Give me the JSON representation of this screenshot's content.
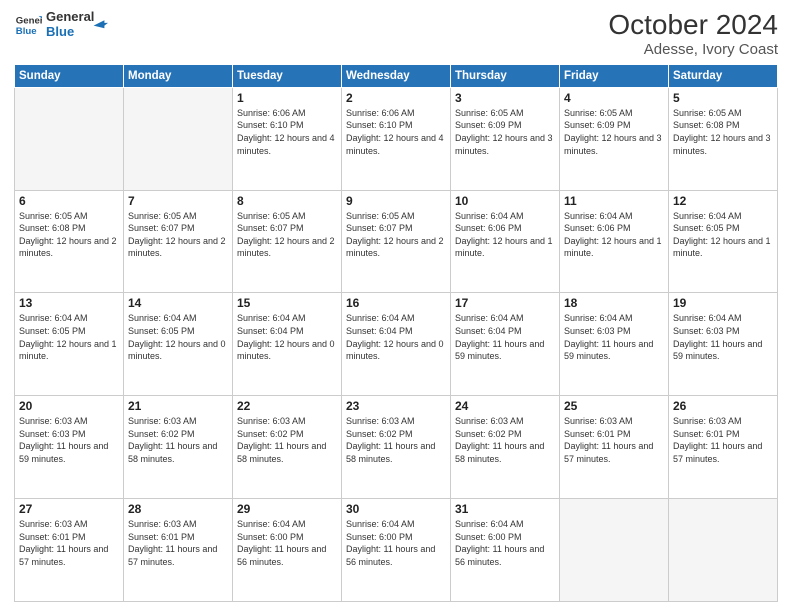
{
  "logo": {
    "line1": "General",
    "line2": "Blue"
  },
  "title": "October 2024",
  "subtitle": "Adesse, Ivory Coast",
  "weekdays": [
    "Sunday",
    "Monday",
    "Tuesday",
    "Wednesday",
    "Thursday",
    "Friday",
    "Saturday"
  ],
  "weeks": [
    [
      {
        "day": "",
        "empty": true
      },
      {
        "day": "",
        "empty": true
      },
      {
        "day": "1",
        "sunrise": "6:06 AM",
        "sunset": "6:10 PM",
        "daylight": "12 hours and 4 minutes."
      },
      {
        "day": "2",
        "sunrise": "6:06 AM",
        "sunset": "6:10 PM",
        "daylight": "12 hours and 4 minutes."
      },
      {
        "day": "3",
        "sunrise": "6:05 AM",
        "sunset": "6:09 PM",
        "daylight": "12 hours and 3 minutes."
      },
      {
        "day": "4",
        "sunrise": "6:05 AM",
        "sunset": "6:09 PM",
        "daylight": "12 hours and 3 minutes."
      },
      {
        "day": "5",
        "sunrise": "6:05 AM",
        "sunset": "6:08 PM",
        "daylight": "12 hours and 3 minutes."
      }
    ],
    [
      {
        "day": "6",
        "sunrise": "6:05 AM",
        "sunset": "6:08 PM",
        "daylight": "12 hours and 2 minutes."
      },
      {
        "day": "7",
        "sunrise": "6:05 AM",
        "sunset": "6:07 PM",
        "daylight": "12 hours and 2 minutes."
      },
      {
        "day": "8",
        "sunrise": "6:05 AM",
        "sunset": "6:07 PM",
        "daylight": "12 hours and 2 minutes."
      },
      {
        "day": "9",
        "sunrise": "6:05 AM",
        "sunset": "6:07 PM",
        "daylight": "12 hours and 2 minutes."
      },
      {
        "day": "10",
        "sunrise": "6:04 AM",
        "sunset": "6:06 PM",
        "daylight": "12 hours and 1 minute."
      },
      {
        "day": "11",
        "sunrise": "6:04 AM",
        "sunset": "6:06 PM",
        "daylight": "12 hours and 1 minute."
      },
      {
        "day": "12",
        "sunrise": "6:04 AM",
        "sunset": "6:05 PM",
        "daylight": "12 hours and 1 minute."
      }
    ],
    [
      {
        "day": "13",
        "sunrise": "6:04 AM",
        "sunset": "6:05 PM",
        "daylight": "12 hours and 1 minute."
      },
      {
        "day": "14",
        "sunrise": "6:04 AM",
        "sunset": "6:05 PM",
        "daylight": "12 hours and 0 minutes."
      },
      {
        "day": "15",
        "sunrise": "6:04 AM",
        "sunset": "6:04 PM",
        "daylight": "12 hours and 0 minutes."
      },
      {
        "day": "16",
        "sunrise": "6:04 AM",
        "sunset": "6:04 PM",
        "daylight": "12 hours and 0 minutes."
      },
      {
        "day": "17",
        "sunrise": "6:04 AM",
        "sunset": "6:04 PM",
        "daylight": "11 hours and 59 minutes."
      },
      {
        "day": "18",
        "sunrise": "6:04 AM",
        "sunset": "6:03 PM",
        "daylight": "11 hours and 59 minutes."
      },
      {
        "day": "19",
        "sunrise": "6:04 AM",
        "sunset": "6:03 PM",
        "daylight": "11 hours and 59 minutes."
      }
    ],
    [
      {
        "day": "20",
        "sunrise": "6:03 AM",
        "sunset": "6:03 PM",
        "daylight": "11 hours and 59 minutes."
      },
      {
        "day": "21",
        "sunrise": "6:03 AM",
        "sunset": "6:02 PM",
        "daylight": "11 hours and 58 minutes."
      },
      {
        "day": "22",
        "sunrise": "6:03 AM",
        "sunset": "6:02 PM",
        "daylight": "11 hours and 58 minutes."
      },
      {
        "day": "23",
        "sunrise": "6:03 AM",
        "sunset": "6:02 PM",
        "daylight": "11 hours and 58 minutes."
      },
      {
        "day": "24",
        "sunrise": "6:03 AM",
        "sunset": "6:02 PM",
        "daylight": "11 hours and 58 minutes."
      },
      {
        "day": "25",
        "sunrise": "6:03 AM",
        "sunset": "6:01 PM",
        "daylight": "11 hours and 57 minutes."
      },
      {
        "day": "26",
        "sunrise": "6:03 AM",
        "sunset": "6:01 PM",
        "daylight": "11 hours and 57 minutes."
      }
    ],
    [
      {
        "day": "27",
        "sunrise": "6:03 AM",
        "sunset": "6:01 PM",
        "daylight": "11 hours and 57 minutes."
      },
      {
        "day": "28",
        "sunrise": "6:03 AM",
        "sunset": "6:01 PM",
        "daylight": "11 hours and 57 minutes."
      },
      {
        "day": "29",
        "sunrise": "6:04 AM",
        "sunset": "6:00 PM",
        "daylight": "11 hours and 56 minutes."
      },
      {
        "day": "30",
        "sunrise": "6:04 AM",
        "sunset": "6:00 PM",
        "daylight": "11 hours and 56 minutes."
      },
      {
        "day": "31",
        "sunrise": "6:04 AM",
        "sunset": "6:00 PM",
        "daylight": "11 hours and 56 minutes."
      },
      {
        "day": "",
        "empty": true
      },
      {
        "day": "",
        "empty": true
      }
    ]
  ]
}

§

Except for the pictures, print the data above exactly.

● **CORRECT RESPONSE**:
Give me the JSON representation of this screenshot's content.
{
  "logo": {
    "line1": "General",
    "line2": "Blue"
  },
  "title": "October 2024",
  "subtitle": "Adesse, Ivory Coast",
  "weekdays": [
    "Sunday",
    "Monday",
    "Tuesday",
    "Wednesday",
    "Thursday",
    "Friday",
    "Saturday"
  ],
  "weeks": [
    [
      {
        "day": "",
        "empty": true
      },
      {
        "day": "",
        "empty": true
      },
      {
        "day": "1",
        "sunrise": "6:06 AM",
        "sunset": "6:10 PM",
        "daylight": "12 hours and 4 minutes."
      },
      {
        "day": "2",
        "sunrise": "6:06 AM",
        "sunset": "6:10 PM",
        "daylight": "12 hours and 4 minutes."
      },
      {
        "day": "3",
        "sunrise": "6:05 AM",
        "sunset": "6:09 PM",
        "daylight": "12 hours and 3 minutes."
      },
      {
        "day": "4",
        "sunrise": "6:05 AM",
        "sunset": "6:09 PM",
        "daylight": "12 hours and 3 minutes."
      },
      {
        "day": "5",
        "sunrise": "6:05 AM",
        "sunset": "6:08 PM",
        "daylight": "12 hours and 3 minutes."
      }
    ],
    [
      {
        "day": "6",
        "sunrise": "6:05 AM",
        "sunset": "6:08 PM",
        "daylight": "12 hours and 2 minutes."
      },
      {
        "day": "7",
        "sunrise": "6:05 AM",
        "sunset": "6:07 PM",
        "daylight": "12 hours and 2 minutes."
      },
      {
        "day": "8",
        "sunrise": "6:05 AM",
        "sunset": "6:07 PM",
        "daylight": "12 hours and 2 minutes."
      },
      {
        "day": "9",
        "sunrise": "6:05 AM",
        "sunset": "6:07 PM",
        "daylight": "12 hours and 2 minutes."
      },
      {
        "day": "10",
        "sunrise": "6:04 AM",
        "sunset": "6:06 PM",
        "daylight": "12 hours and 1 minute."
      },
      {
        "day": "11",
        "sunrise": "6:04 AM",
        "sunset": "6:06 PM",
        "daylight": "12 hours and 1 minute."
      },
      {
        "day": "12",
        "sunrise": "6:04 AM",
        "sunset": "6:05 PM",
        "daylight": "12 hours and 1 minute."
      }
    ],
    [
      {
        "day": "13",
        "sunrise": "6:04 AM",
        "sunset": "6:05 PM",
        "daylight": "12 hours and 1 minute."
      },
      {
        "day": "14",
        "sunrise": "6:04 AM",
        "sunset": "6:05 PM",
        "daylight": "12 hours and 0 minutes."
      },
      {
        "day": "15",
        "sunrise": "6:04 AM",
        "sunset": "6:04 PM",
        "daylight": "12 hours and 0 minutes."
      },
      {
        "day": "16",
        "sunrise": "6:04 AM",
        "sunset": "6:04 PM",
        "daylight": "12 hours and 0 minutes."
      },
      {
        "day": "17",
        "sunrise": "6:04 AM",
        "sunset": "6:04 PM",
        "daylight": "11 hours and 59 minutes."
      },
      {
        "day": "18",
        "sunrise": "6:04 AM",
        "sunset": "6:03 PM",
        "daylight": "11 hours and 59 minutes."
      },
      {
        "day": "19",
        "sunrise": "6:04 AM",
        "sunset": "6:03 PM",
        "daylight": "11 hours and 59 minutes."
      }
    ],
    [
      {
        "day": "20",
        "sunrise": "6:03 AM",
        "sunset": "6:03 PM",
        "daylight": "11 hours and 59 minutes."
      },
      {
        "day": "21",
        "sunrise": "6:03 AM",
        "sunset": "6:02 PM",
        "daylight": "11 hours and 58 minutes."
      },
      {
        "day": "22",
        "sunrise": "6:03 AM",
        "sunset": "6:02 PM",
        "daylight": "11 hours and 58 minutes."
      },
      {
        "day": "23",
        "sunrise": "6:03 AM",
        "sunset": "6:02 PM",
        "daylight": "11 hours and 58 minutes."
      },
      {
        "day": "24",
        "sunrise": "6:03 AM",
        "sunset": "6:02 PM",
        "daylight": "11 hours and 58 minutes."
      },
      {
        "day": "25",
        "sunrise": "6:03 AM",
        "sunset": "6:01 PM",
        "daylight": "11 hours and 57 minutes."
      },
      {
        "day": "26",
        "sunrise": "6:03 AM",
        "sunset": "6:01 PM",
        "daylight": "11 hours and 57 minutes."
      }
    ],
    [
      {
        "day": "27",
        "sunrise": "6:03 AM",
        "sunset": "6:01 PM",
        "daylight": "11 hours and 57 minutes."
      },
      {
        "day": "28",
        "sunrise": "6:03 AM",
        "sunset": "6:01 PM",
        "daylight": "11 hours and 57 minutes."
      },
      {
        "day": "29",
        "sunrise": "6:04 AM",
        "sunset": "6:00 PM",
        "daylight": "11 hours and 56 minutes."
      },
      {
        "day": "30",
        "sunrise": "6:04 AM",
        "sunset": "6:00 PM",
        "daylight": "11 hours and 56 minutes."
      },
      {
        "day": "31",
        "sunrise": "6:04 AM",
        "sunset": "6:00 PM",
        "daylight": "11 hours and 56 minutes."
      },
      {
        "day": "",
        "empty": true
      },
      {
        "day": "",
        "empty": true
      }
    ]
  ]
}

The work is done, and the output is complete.